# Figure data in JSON
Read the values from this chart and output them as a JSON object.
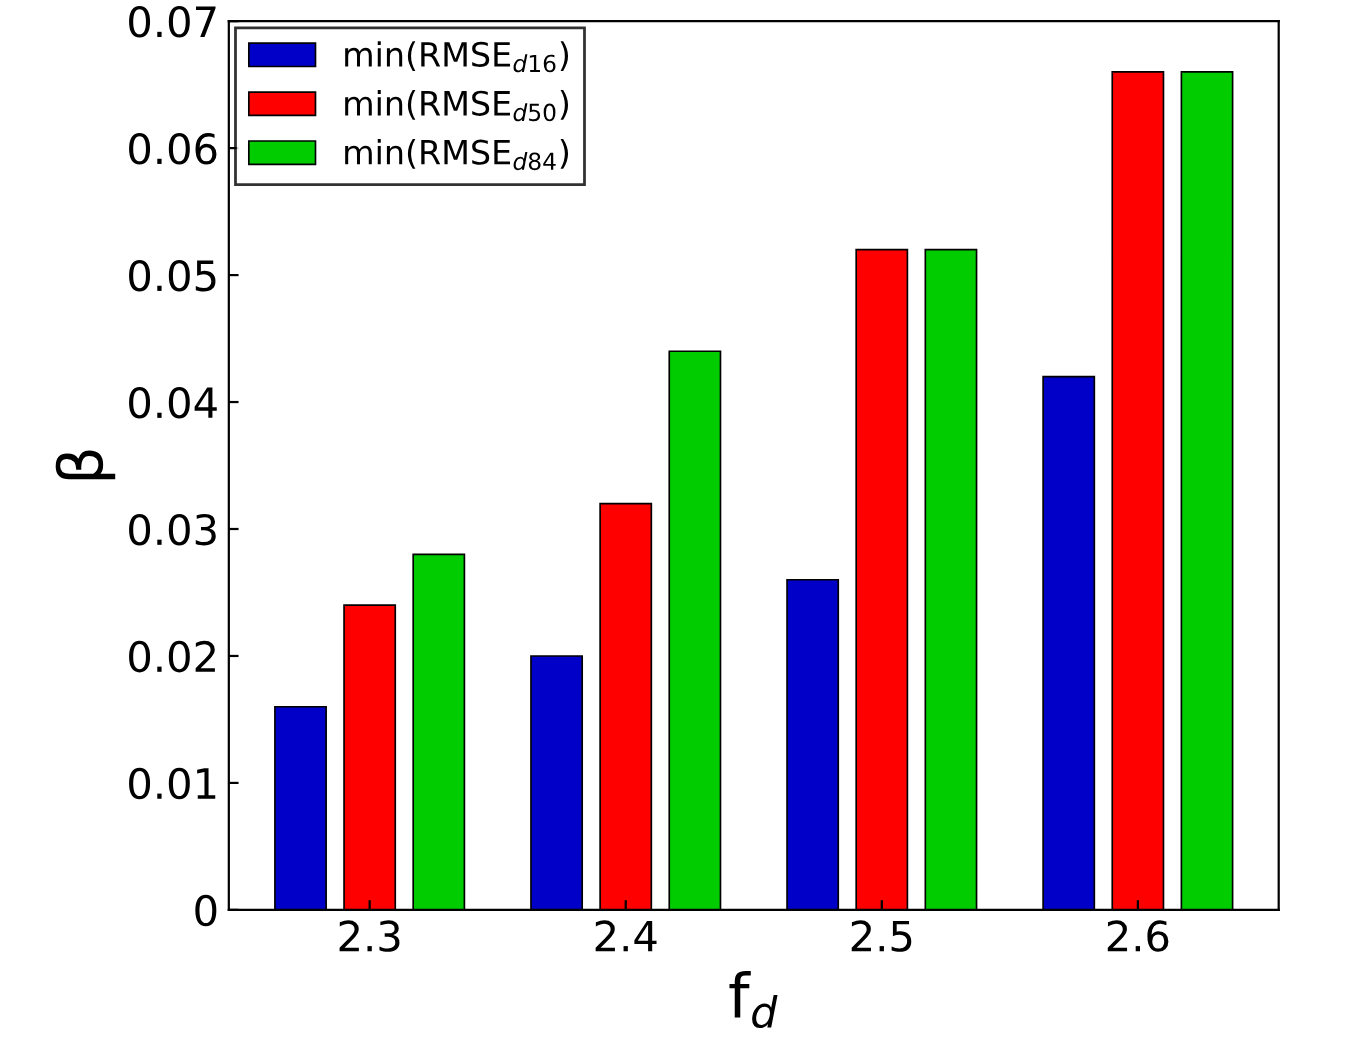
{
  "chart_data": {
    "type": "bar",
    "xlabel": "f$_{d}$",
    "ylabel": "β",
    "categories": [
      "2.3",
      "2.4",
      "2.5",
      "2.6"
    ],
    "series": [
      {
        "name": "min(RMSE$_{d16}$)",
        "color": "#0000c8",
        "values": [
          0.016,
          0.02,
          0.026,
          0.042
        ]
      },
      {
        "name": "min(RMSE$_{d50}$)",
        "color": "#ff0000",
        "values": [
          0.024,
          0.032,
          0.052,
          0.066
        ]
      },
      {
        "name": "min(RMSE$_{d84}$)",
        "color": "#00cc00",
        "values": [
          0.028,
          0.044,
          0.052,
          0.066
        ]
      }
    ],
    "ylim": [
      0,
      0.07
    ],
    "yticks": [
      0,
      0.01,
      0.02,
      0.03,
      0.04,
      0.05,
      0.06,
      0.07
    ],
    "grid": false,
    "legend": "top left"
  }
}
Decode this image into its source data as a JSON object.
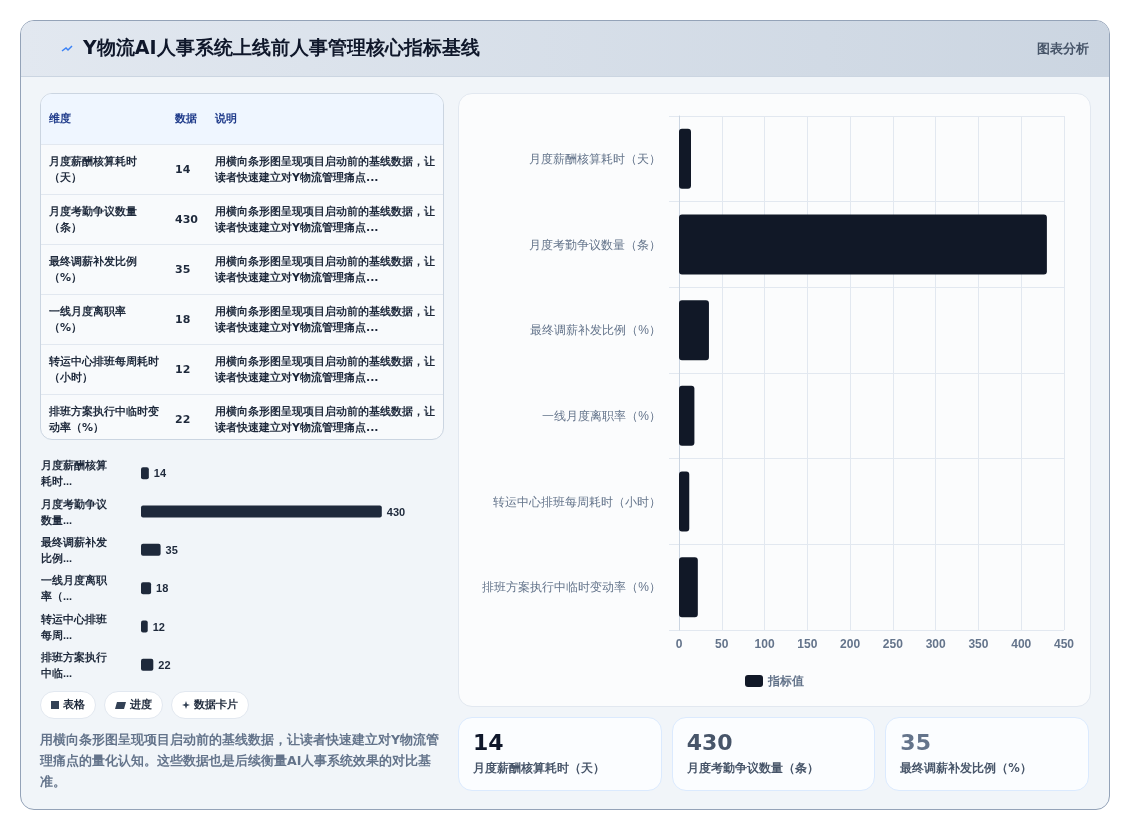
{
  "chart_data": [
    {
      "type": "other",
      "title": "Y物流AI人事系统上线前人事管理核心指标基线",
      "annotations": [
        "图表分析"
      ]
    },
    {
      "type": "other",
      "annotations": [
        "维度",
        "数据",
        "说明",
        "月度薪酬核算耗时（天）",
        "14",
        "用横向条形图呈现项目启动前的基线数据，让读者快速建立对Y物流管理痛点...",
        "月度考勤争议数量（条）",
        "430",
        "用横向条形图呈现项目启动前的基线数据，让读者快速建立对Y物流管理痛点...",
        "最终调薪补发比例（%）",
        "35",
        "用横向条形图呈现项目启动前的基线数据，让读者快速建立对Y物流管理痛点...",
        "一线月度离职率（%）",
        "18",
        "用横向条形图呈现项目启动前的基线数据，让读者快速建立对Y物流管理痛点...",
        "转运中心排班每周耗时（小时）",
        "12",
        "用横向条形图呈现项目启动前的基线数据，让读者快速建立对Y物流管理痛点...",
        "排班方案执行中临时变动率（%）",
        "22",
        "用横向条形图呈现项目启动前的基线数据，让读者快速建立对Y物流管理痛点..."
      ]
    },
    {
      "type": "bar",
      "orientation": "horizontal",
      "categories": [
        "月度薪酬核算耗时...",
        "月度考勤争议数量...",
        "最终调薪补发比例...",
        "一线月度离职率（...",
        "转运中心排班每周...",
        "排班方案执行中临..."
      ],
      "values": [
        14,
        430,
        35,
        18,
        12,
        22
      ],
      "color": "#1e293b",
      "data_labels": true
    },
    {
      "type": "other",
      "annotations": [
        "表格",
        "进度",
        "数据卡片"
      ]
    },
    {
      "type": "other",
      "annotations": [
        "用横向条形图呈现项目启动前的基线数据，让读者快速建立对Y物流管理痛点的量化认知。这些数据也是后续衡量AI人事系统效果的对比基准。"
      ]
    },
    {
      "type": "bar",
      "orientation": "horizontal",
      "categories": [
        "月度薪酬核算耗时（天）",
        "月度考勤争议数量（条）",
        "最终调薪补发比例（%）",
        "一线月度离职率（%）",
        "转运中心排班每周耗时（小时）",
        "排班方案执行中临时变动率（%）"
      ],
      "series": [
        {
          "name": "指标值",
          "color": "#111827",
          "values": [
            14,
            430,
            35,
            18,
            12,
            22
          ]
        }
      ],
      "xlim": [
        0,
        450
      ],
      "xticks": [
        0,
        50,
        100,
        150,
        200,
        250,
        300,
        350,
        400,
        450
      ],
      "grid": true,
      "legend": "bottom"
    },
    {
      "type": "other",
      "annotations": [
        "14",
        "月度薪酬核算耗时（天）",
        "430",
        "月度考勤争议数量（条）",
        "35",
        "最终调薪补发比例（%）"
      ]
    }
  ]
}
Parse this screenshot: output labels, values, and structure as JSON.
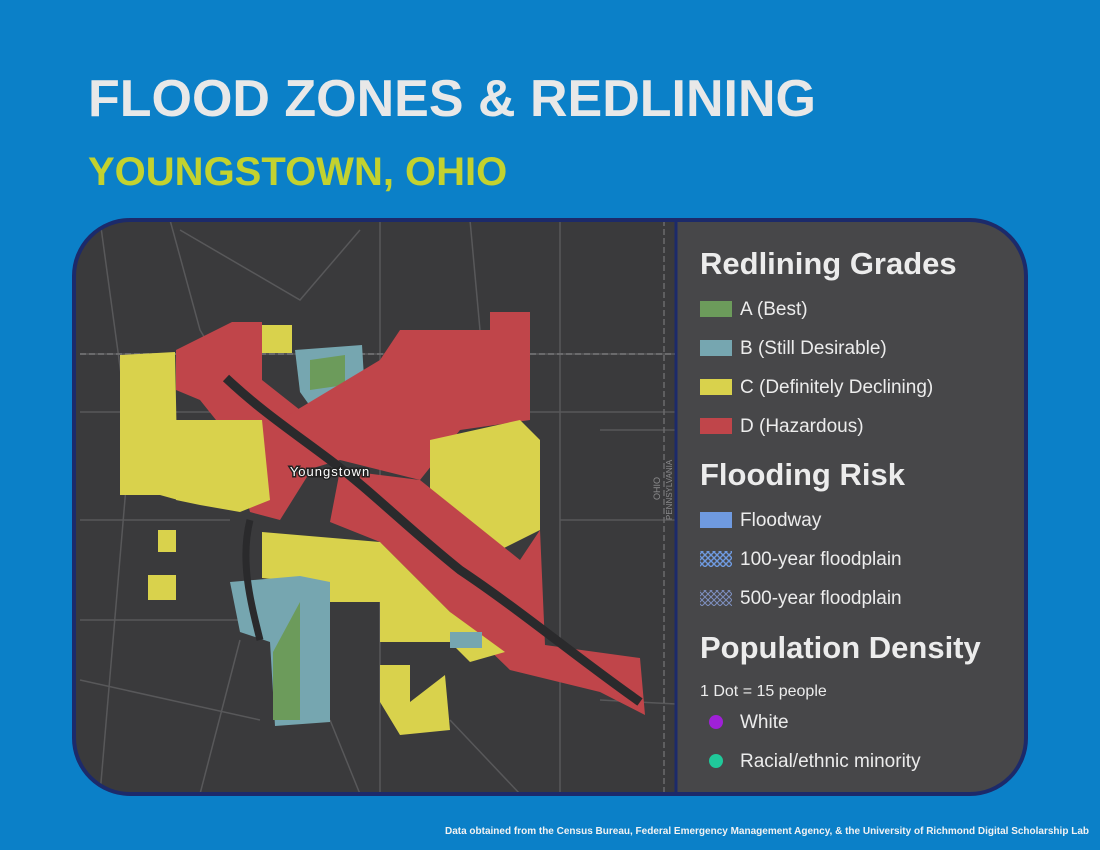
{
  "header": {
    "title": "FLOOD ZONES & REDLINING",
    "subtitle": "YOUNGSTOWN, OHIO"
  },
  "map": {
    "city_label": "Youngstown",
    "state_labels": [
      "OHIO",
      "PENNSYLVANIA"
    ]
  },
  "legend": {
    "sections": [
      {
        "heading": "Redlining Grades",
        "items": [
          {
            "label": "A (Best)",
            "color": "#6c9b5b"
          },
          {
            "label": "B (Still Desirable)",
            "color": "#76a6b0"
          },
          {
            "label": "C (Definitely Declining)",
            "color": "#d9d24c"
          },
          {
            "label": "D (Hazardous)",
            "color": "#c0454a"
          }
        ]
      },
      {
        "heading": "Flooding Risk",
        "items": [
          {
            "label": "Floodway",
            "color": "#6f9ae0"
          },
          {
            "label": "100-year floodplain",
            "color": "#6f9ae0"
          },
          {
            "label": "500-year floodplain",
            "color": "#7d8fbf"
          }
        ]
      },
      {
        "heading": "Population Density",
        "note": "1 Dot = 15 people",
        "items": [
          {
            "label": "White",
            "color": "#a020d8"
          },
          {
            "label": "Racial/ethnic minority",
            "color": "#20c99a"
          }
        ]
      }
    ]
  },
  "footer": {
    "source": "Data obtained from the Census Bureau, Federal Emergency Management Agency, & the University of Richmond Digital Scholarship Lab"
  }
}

# TASK OBJECTIVE
Copy out all the data without changing anything, and drop the pictures.

# FINAL RESULT
Read the values from this chart and output them as a JSON object.
{
  "chart_data": {
    "type": "bar",
    "xlabel": "f$_{d}$",
    "ylabel": "β",
    "categories": [
      "2.3",
      "2.4",
      "2.5",
      "2.6"
    ],
    "series": [
      {
        "name": "min(RMSE$_{d16}$)",
        "color": "#0000c8",
        "values": [
          0.016,
          0.02,
          0.026,
          0.042
        ]
      },
      {
        "name": "min(RMSE$_{d50}$)",
        "color": "#ff0000",
        "values": [
          0.024,
          0.032,
          0.052,
          0.066
        ]
      },
      {
        "name": "min(RMSE$_{d84}$)",
        "color": "#00cc00",
        "values": [
          0.028,
          0.044,
          0.052,
          0.066
        ]
      }
    ],
    "ylim": [
      0,
      0.07
    ],
    "yticks": [
      0,
      0.01,
      0.02,
      0.03,
      0.04,
      0.05,
      0.06,
      0.07
    ],
    "grid": false,
    "legend": "top left"
  }
}
Decode this image into its source data as a JSON object.
{
  "chart_data": [
    {
      "type": "other",
      "title": "Y物流AI人事系统上线前人事管理核心指标基线",
      "annotations": [
        "图表分析"
      ]
    },
    {
      "type": "other",
      "annotations": [
        "维度",
        "数据",
        "说明",
        "月度薪酬核算耗时（天）",
        "14",
        "用横向条形图呈现项目启动前的基线数据，让读者快速建立对Y物流管理痛点...",
        "月度考勤争议数量（条）",
        "430",
        "用横向条形图呈现项目启动前的基线数据，让读者快速建立对Y物流管理痛点...",
        "最终调薪补发比例（%）",
        "35",
        "用横向条形图呈现项目启动前的基线数据，让读者快速建立对Y物流管理痛点...",
        "一线月度离职率（%）",
        "18",
        "用横向条形图呈现项目启动前的基线数据，让读者快速建立对Y物流管理痛点...",
        "转运中心排班每周耗时（小时）",
        "12",
        "用横向条形图呈现项目启动前的基线数据，让读者快速建立对Y物流管理痛点...",
        "排班方案执行中临时变动率（%）",
        "22",
        "用横向条形图呈现项目启动前的基线数据，让读者快速建立对Y物流管理痛点..."
      ]
    },
    {
      "type": "bar",
      "orientation": "horizontal",
      "categories": [
        "月度薪酬核算耗时...",
        "月度考勤争议数量...",
        "最终调薪补发比例...",
        "一线月度离职率（...",
        "转运中心排班每周...",
        "排班方案执行中临..."
      ],
      "values": [
        14,
        430,
        35,
        18,
        12,
        22
      ],
      "color": "#1e293b",
      "data_labels": true
    },
    {
      "type": "other",
      "annotations": [
        "表格",
        "进度",
        "数据卡片"
      ]
    },
    {
      "type": "other",
      "annotations": [
        "用横向条形图呈现项目启动前的基线数据，让读者快速建立对Y物流管理痛点的量化认知。这些数据也是后续衡量AI人事系统效果的对比基准。"
      ]
    },
    {
      "type": "bar",
      "orientation": "horizontal",
      "categories": [
        "月度薪酬核算耗时（天）",
        "月度考勤争议数量（条）",
        "最终调薪补发比例（%）",
        "一线月度离职率（%）",
        "转运中心排班每周耗时（小时）",
        "排班方案执行中临时变动率（%）"
      ],
      "series": [
        {
          "name": "指标值",
          "color": "#111827",
          "values": [
            14,
            430,
            35,
            18,
            12,
            22
          ]
        }
      ],
      "xlim": [
        0,
        450
      ],
      "xticks": [
        0,
        50,
        100,
        150,
        200,
        250,
        300,
        350,
        400,
        450
      ],
      "grid": true,
      "legend": "bottom"
    },
    {
      "type": "other",
      "annotations": [
        "14",
        "月度薪酬核算耗时（天）",
        "430",
        "月度考勤争议数量（条）",
        "35",
        "最终调薪补发比例（%）"
      ]
    }
  ]
}
Parse this screenshot: output labels, values, and structure as JSON.
{
  "header": {
    "title": "FLOOD ZONES & REDLINING",
    "subtitle": "YOUNGSTOWN, OHIO"
  },
  "map": {
    "city_label": "Youngstown",
    "state_labels": [
      "OHIO",
      "PENNSYLVANIA"
    ]
  },
  "legend": {
    "sections": [
      {
        "heading": "Redlining Grades",
        "items": [
          {
            "label": "A (Best)",
            "color": "#6c9b5b"
          },
          {
            "label": "B (Still Desirable)",
            "color": "#76a6b0"
          },
          {
            "label": "C (Definitely Declining)",
            "color": "#d9d24c"
          },
          {
            "label": "D (Hazardous)",
            "color": "#c0454a"
          }
        ]
      },
      {
        "heading": "Flooding Risk",
        "items": [
          {
            "label": "Floodway",
            "color": "#6f9ae0"
          },
          {
            "label": "100-year floodplain",
            "color": "#6f9ae0"
          },
          {
            "label": "500-year floodplain",
            "color": "#7d8fbf"
          }
        ]
      },
      {
        "heading": "Population Density",
        "note": "1 Dot = 15 people",
        "items": [
          {
            "label": "White",
            "color": "#a020d8"
          },
          {
            "label": "Racial/ethnic minority",
            "color": "#20c99a"
          }
        ]
      }
    ]
  },
  "footer": {
    "source": "Data obtained from the Census Bureau, Federal Emergency Management Agency, & the University of Richmond Digital Scholarship Lab"
  }
}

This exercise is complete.